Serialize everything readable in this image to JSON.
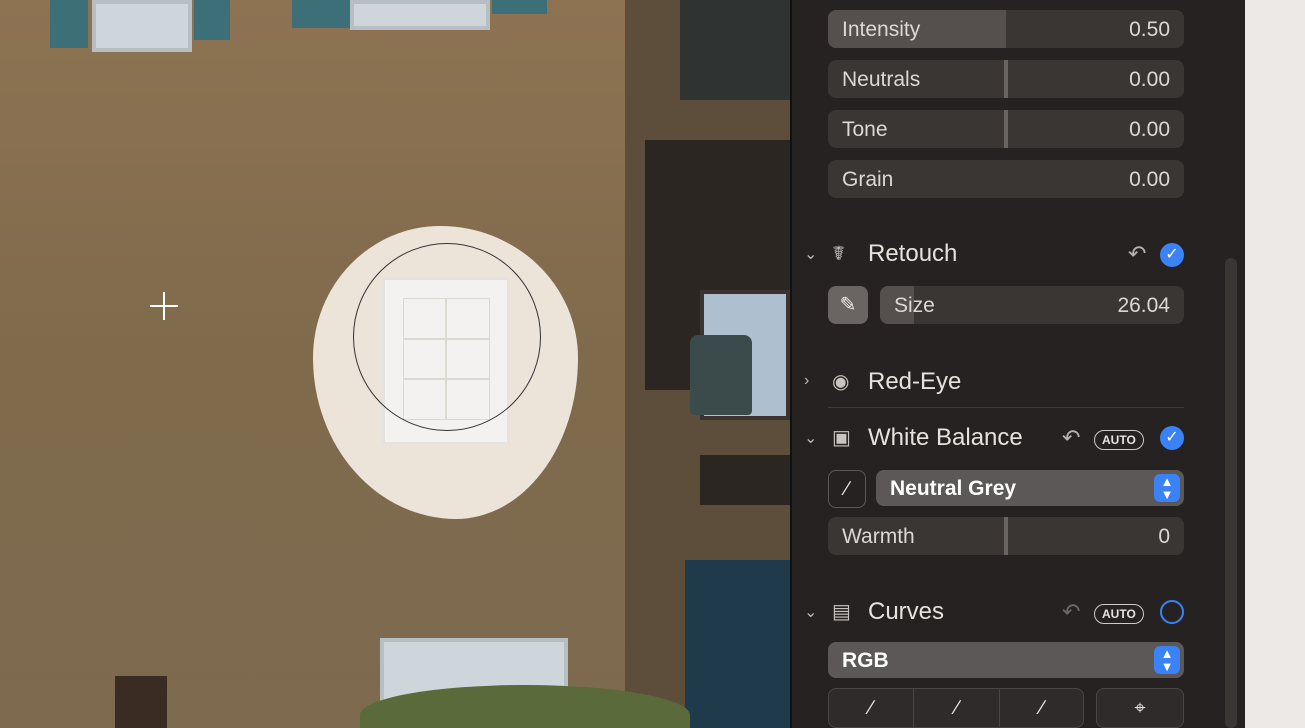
{
  "adjustments": {
    "intensity": {
      "label": "Intensity",
      "value": "0.50",
      "fill": 0.5
    },
    "neutrals": {
      "label": "Neutrals",
      "value": "0.00"
    },
    "tone": {
      "label": "Tone",
      "value": "0.00"
    },
    "grain": {
      "label": "Grain",
      "value": "0.00"
    }
  },
  "retouch": {
    "title": "Retouch",
    "size_label": "Size",
    "size_value": "26.04"
  },
  "redeye": {
    "title": "Red-Eye"
  },
  "white_balance": {
    "title": "White Balance",
    "auto_label": "AUTO",
    "mode": "Neutral Grey",
    "warmth_label": "Warmth",
    "warmth_value": "0"
  },
  "curves": {
    "title": "Curves",
    "auto_label": "AUTO",
    "channel": "RGB"
  },
  "colors": {
    "accent": "#3b82f6",
    "panel": "#252221"
  }
}
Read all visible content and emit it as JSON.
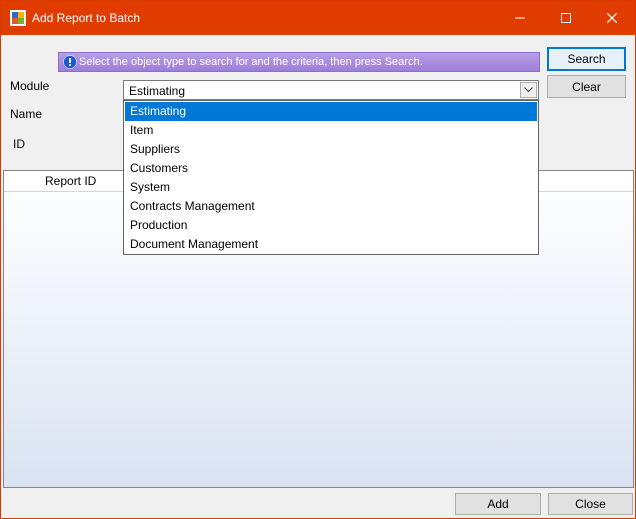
{
  "window": {
    "title": "Add Report to Batch"
  },
  "info_banner": {
    "text": "Select the object type to search for and the criteria, then press Search."
  },
  "buttons": {
    "search": "Search",
    "clear": "Clear",
    "add": "Add",
    "close": "Close"
  },
  "fields": {
    "module_label": "Module",
    "name_label": "Name",
    "id_label": "ID",
    "module_value": "Estimating"
  },
  "module_options": [
    "Estimating",
    "Item",
    "Suppliers",
    "Customers",
    "System",
    "Contracts Management",
    "Production",
    "Document Management"
  ],
  "selected_option_index": 0,
  "grid": {
    "columns": [
      "Report ID"
    ]
  },
  "colors": {
    "title_bar": "#e03c00",
    "selection": "#0078d7",
    "banner": "#9e7ed9"
  }
}
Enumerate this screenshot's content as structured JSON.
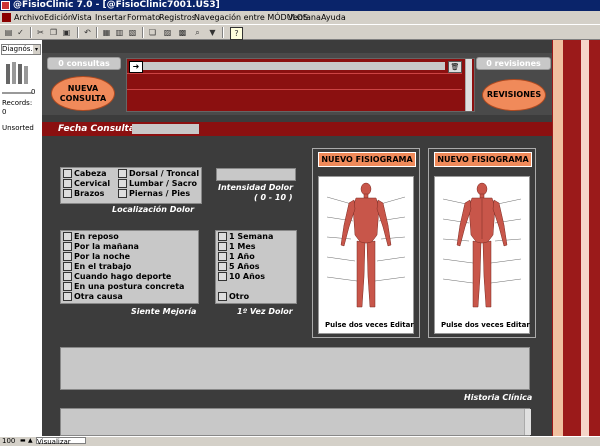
{
  "window": {
    "title": "@FisioClinic 7.0 - [@FisioClinic7001.US3]"
  },
  "menu": [
    "Archivo",
    "Edición",
    "Vista",
    "Insertar",
    "Formato",
    "Registros",
    "Navegación entre MÓDULOS",
    "Ventana",
    "Ayuda"
  ],
  "left_panel": {
    "view_select": "Diagnós...",
    "records_label": "Records:",
    "records_count": "0",
    "slider_value": "0",
    "sort_label": "Unsorted"
  },
  "header": {
    "consultas_label": "0 consultas",
    "revisiones_label": "0 revisiones",
    "nueva_consulta": "NUEVA\nCONSULTA",
    "revisiones_button": "REVISIONES",
    "fecha_label": "Fecha Consulta",
    "fecha_value": ""
  },
  "localizacion": {
    "col1": [
      "Cabeza",
      "Cervical",
      "Brazos"
    ],
    "col2": [
      "Dorsal / Troncal",
      "Lumbar / Sacro",
      "Piernas / Pies"
    ],
    "caption": "Localización Dolor"
  },
  "intensidad": {
    "caption_line1": "Intensidad Dolor",
    "caption_line2": "( 0 - 10 )",
    "value": ""
  },
  "mejoria": {
    "items": [
      "En reposo",
      "Por la mañana",
      "Por la noche",
      "En el trabajo",
      "Cuando hago deporte",
      "En una postura concreta",
      "Otra causa"
    ],
    "caption": "Siente Mejoría"
  },
  "primera_vez": {
    "items": [
      "1 Semana",
      "1 Mes",
      "1 Año",
      "5 Años",
      "10 Años"
    ],
    "otro": "Otro",
    "caption": "1º Vez Dolor"
  },
  "fisiogramas": {
    "button_label": "NUEVO FISIOGRAMA",
    "pulse_label": "Pulse dos veces Editar"
  },
  "historia": {
    "caption": "Historia Clínica",
    "value": ""
  },
  "statusbar": {
    "zoom": "100",
    "view_mode": "Visualizar"
  },
  "colors": {
    "title_bar": "#0a246a",
    "dark_red": "#8b1010",
    "orange": "#f08a5a",
    "main_bg": "#3c3c3c"
  },
  "icons": [
    "app-icon",
    "print-icon",
    "cut-icon",
    "copy-icon",
    "paste-icon",
    "undo-icon",
    "help-icon",
    "arrow-right-icon",
    "trash-icon"
  ]
}
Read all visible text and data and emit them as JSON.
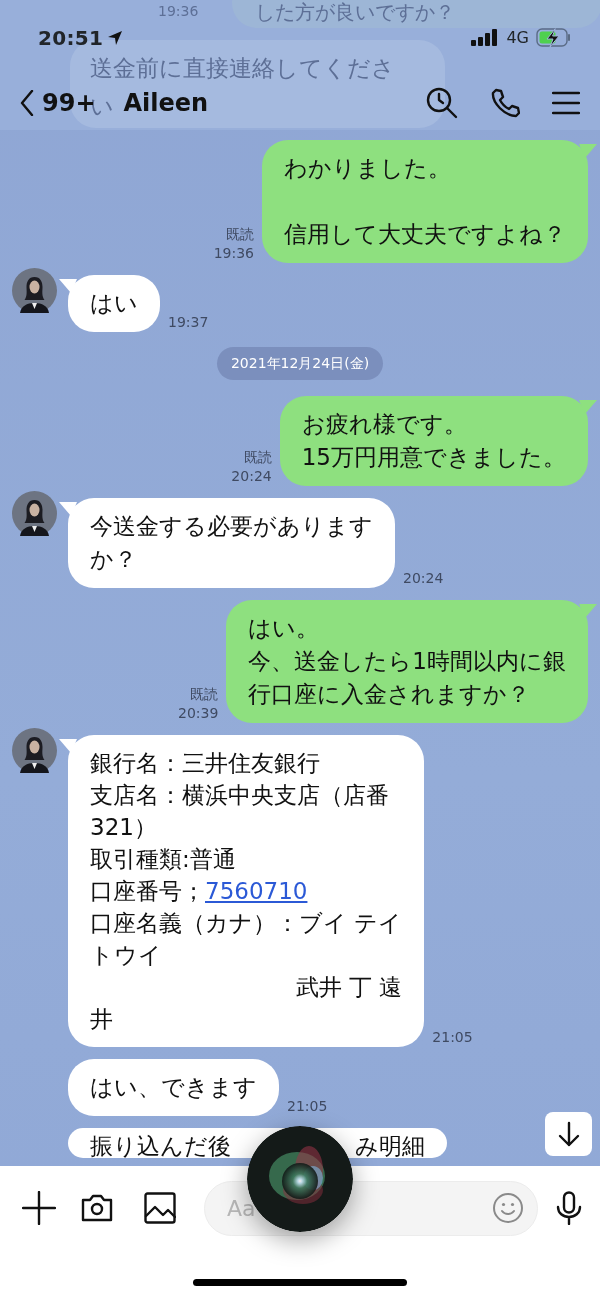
{
  "status_bar": {
    "time": "20:51",
    "network": "4G"
  },
  "behind_header": {
    "top_text": "した方が良いですか？",
    "top_time": "19:36",
    "lines": [
      "送金前に直接連絡してくださ",
      "い"
    ]
  },
  "header": {
    "back_count": "99+",
    "title": "Aileen"
  },
  "messages": [
    {
      "kind": "sent",
      "paragraphs": [
        [
          "わかりました。"
        ],
        [
          "信用して大丈夫ですよね？"
        ]
      ],
      "read": "既読",
      "time": "19:36"
    },
    {
      "kind": "received",
      "avatar": true,
      "paragraphs": [
        [
          "はい"
        ]
      ],
      "time": "19:37"
    },
    {
      "kind": "date",
      "text": "2021年12月24日(金)"
    },
    {
      "kind": "sent",
      "paragraphs": [
        [
          "お疲れ様です。",
          "15万円用意できました。"
        ]
      ],
      "read": "既読",
      "time": "20:24"
    },
    {
      "kind": "received",
      "avatar": true,
      "paragraphs": [
        [
          "今送金する必要があります",
          "か？"
        ]
      ],
      "time": "20:24"
    },
    {
      "kind": "sent",
      "paragraphs": [
        [
          "はい。",
          "今、送金したら1時間以内に銀",
          "行口座に入金されますか？"
        ]
      ],
      "read": "既読",
      "time": "20:39"
    },
    {
      "kind": "received",
      "avatar": true,
      "paragraphs": [
        [
          {
            "text": "銀行名：三井住友銀行"
          },
          {
            "text": "支店名：横浜中央支店（店番"
          },
          {
            "text": "321）"
          },
          {
            "text": "取引種類:普通"
          },
          {
            "text": "口座番号；",
            "link": "7560710"
          },
          {
            "text": "口座名義（カナ）：ブイ テイ"
          },
          {
            "text": "トウイ"
          },
          {
            "text": "武井 丁 遠",
            "right_aligned": true
          },
          {
            "text": "井"
          }
        ]
      ],
      "time": "21:05"
    },
    {
      "kind": "received",
      "avatar": false,
      "paragraphs": [
        [
          "はい、できます"
        ]
      ],
      "time": "21:05"
    },
    {
      "kind": "received",
      "avatar": false,
      "text_parts": [
        "振り込んだ後",
        "み明細"
      ]
    }
  ],
  "composer": {
    "placeholder": "Aa"
  }
}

WORK TO COMPLETE →
Using the entries above, tally how many lines have the word "emit" in them; write the number and nothing more.

RESPONSE BELOW →
2